## Begin DATASET CONTENT

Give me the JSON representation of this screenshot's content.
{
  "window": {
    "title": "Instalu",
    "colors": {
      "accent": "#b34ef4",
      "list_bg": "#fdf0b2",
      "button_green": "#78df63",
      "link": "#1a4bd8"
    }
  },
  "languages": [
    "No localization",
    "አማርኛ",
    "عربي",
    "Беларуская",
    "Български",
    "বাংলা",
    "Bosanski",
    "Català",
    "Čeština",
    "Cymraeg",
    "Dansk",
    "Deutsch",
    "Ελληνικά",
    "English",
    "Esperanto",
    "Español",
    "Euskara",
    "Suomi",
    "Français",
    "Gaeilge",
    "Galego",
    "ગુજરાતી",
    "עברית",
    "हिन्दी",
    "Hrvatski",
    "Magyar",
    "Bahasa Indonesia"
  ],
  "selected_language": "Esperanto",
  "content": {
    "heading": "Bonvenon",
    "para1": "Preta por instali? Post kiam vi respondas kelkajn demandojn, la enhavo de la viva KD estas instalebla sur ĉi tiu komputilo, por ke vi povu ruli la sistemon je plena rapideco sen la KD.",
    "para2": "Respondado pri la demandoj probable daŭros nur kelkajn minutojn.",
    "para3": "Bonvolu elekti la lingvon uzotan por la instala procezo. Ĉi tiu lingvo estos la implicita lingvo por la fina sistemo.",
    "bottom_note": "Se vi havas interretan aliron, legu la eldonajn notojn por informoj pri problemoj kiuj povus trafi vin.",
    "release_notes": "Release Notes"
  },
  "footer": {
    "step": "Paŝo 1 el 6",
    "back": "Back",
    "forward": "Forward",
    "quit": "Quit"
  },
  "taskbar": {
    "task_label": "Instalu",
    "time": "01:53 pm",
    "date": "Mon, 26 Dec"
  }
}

## End DATASET CONTENT

◆ SHORT TASK
Say, as a bare number, how many lines in the entries above include the string "kelkajn".

◆ WRITTEN ANSWER
2